== Task to complete ==
All entries must be repeated exactly; do not include the pictures.

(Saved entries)
--------------------------------

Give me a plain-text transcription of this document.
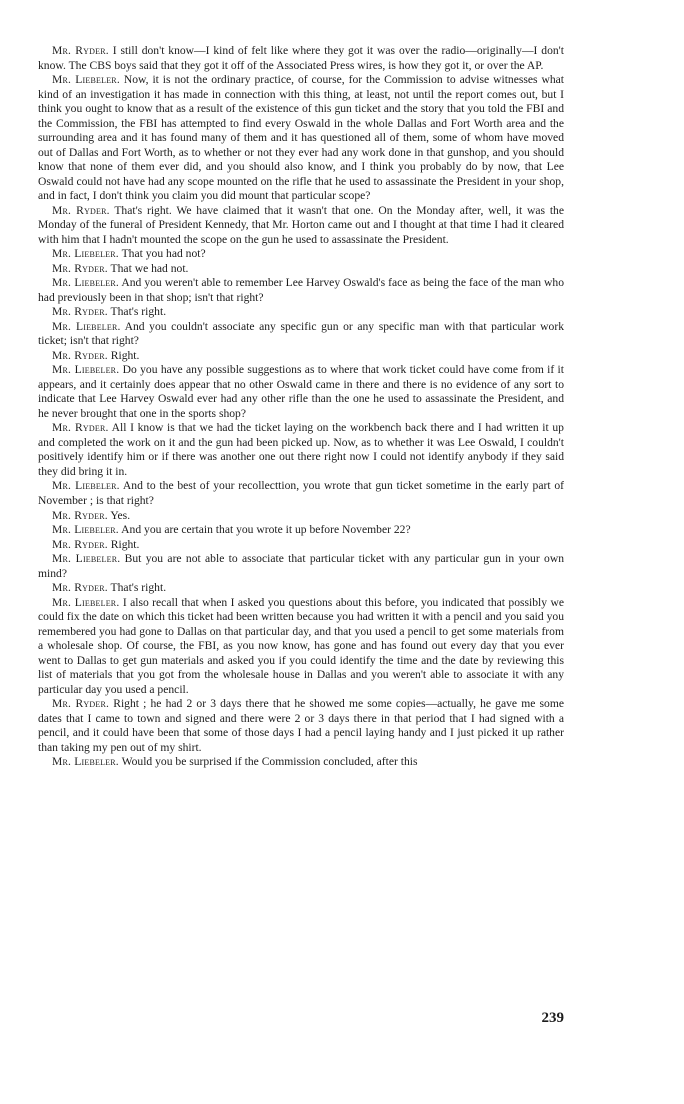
Mr. Ryder. I still don't know—I kind of felt like where they got it was over the radio—originally—I don't know. The CBS boys said that they got it off of the Associated Press wires, is how they got it, or over the AP.

Mr. Liebeler. Now, it is not the ordinary practice, of course, for the Commission to advise witnesses what kind of an investigation it has made in connection with this thing, at least, not until the report comes out, but I think you ought to know that as a result of the existence of this gun ticket and the story that you told the FBI and the Commission, the FBI has attempted to find every Oswald in the whole Dallas and Fort Worth area and the surrounding area and it has found many of them and it has questioned all of them, some of whom have moved out of Dallas and Fort Worth, as to whether or not they ever had any work done in that gunshop, and you should know that none of them ever did, and you should also know, and I think you probably do by now, that Lee Oswald could not have had any scope mounted on the rifle that he used to assassinate the President in your shop, and in fact, I don't think you claim you did mount that particular scope?

Mr. Ryder. That's right. We have claimed that it wasn't that one. On the Monday after, well, it was the Monday of the funeral of President Kennedy, that Mr. Horton came out and I thought at that time I had it cleared with him that I hadn't mounted the scope on the gun he used to assassinate the President.

Mr. Liebeler. That you had not?

Mr. Ryder. That we had not.

Mr. Liebeler. And you weren't able to remember Lee Harvey Oswald's face as being the face of the man who had previously been in that shop; isn't that right?

Mr. Ryder. That's right.

Mr. Liebeler. And you couldn't associate any specific gun or any specific man with that particular work ticket; isn't that right?

Mr. Ryder. Right.

Mr. Liebeler. Do you have any possible suggestions as to where that work ticket could have come from if it appears, and it certainly does appear that no other Oswald came in there and there is no evidence of any sort to indicate that Lee Harvey Oswald ever had any other rifle than the one he used to assassinate the President, and he never brought that one in the sports shop?

Mr. Ryder. All I know is that we had the ticket laying on the workbench back there and I had written it up and completed the work on it and the gun had been picked up. Now, as to whether it was Lee Oswald, I couldn't positively identify him or if there was another one out there right now I could not identify anybody if they said they did bring it in.

Mr. Liebeler. And to the best of your recollecttion, you wrote that gun ticket sometime in the early part of November ; is that right?

Mr. Ryder. Yes.

Mr. Liebeler. And you are certain that you wrote it up before November 22?

Mr. Ryder. Right.

Mr. Liebeler. But you are not able to associate that particular ticket with any particular gun in your own mind?

Mr. Ryder. That's right.

Mr. Liebeler. I also recall that when I asked you questions about this before, you indicated that possibly we could fix the date on which this ticket had been written because you had written it with a pencil and you said you remembered you had gone to Dallas on that particular day, and that you used a pencil to get some materials from a wholesale shop. Of course, the FBI, as you now know, has gone and has found out every day that you ever went to Dallas to get gun materials and asked you if you could identify the time and the date by reviewing this list of materials that you got from the wholesale house in Dallas and you weren't able to associate it with any particular day you used a pencil.

Mr. Ryder. Right ; he had 2 or 3 days there that he showed me some copies—actually, he gave me some dates that I came to town and signed and there were 2 or 3 days there in that period that I had signed with a pencil, and it could have been that some of those days I had a pencil laying handy and I just picked it up rather than taking my pen out of my shirt.

Mr. Liebeler. Would you be surprised if the Commission concluded, after this

239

--------------------------------

== Full answer ==
Give me a plain-text transcription of this document.
Mr. Ryder. I still don't know—I kind of felt like where they got it was over the radio—originally—I don't know. The CBS boys said that they got it off of the Associated Press wires, is how they got it, or over the AP.

Mr. Liebeler. Now, it is not the ordinary practice, of course, for the Commission to advise witnesses what kind of an investigation it has made in connection with this thing, at least, not until the report comes out, but I think you ought to know that as a result of the existence of this gun ticket and the story that you told the FBI and the Commission, the FBI has attempted to find every Oswald in the whole Dallas and Fort Worth area and the surrounding area and it has found many of them and it has questioned all of them, some of whom have moved out of Dallas and Fort Worth, as to whether or not they ever had any work done in that gunshop, and you should know that none of them ever did, and you should also know, and I think you probably do by now, that Lee Oswald could not have had any scope mounted on the rifle that he used to assassinate the President in your shop, and in fact, I don't think you claim you did mount that particular scope?

Mr. Ryder. That's right. We have claimed that it wasn't that one. On the Monday after, well, it was the Monday of the funeral of President Kennedy, that Mr. Horton came out and I thought at that time I had it cleared with him that I hadn't mounted the scope on the gun he used to assassinate the President.

Mr. Liebeler. That you had not?

Mr. Ryder. That we had not.

Mr. Liebeler. And you weren't able to remember Lee Harvey Oswald's face as being the face of the man who had previously been in that shop; isn't that right?

Mr. Ryder. That's right.

Mr. Liebeler. And you couldn't associate any specific gun or any specific man with that particular work ticket; isn't that right?

Mr. Ryder. Right.

Mr. Liebeler. Do you have any possible suggestions as to where that work ticket could have come from if it appears, and it certainly does appear that no other Oswald came in there and there is no evidence of any sort to indicate that Lee Harvey Oswald ever had any other rifle than the one he used to assassinate the President, and he never brought that one in the sports shop?

Mr. Ryder. All I know is that we had the ticket laying on the workbench back there and I had written it up and completed the work on it and the gun had been picked up. Now, as to whether it was Lee Oswald, I couldn't positively identify him or if there was another one out there right now I could not identify anybody if they said they did bring it in.

Mr. Liebeler. And to the best of your recollecttion, you wrote that gun ticket sometime in the early part of November ; is that right?

Mr. Ryder. Yes.

Mr. Liebeler. And you are certain that you wrote it up before November 22?

Mr. Ryder. Right.

Mr. Liebeler. But you are not able to associate that particular ticket with any particular gun in your own mind?

Mr. Ryder. That's right.

Mr. Liebeler. I also recall that when I asked you questions about this before, you indicated that possibly we could fix the date on which this ticket had been written because you had written it with a pencil and you said you remembered you had gone to Dallas on that particular day, and that you used a pencil to get some materials from a wholesale shop. Of course, the FBI, as you now know, has gone and has found out every day that you ever went to Dallas to get gun materials and asked you if you could identify the time and the date by reviewing this list of materials that you got from the wholesale house in Dallas and you weren't able to associate it with any particular day you used a pencil.

Mr. Ryder. Right ; he had 2 or 3 days there that he showed me some copies—actually, he gave me some dates that I came to town and signed and there were 2 or 3 days there in that period that I had signed with a pencil, and it could have been that some of those days I had a pencil laying handy and I just picked it up rather than taking my pen out of my shirt.

Mr. Liebeler. Would you be surprised if the Commission concluded, after this

239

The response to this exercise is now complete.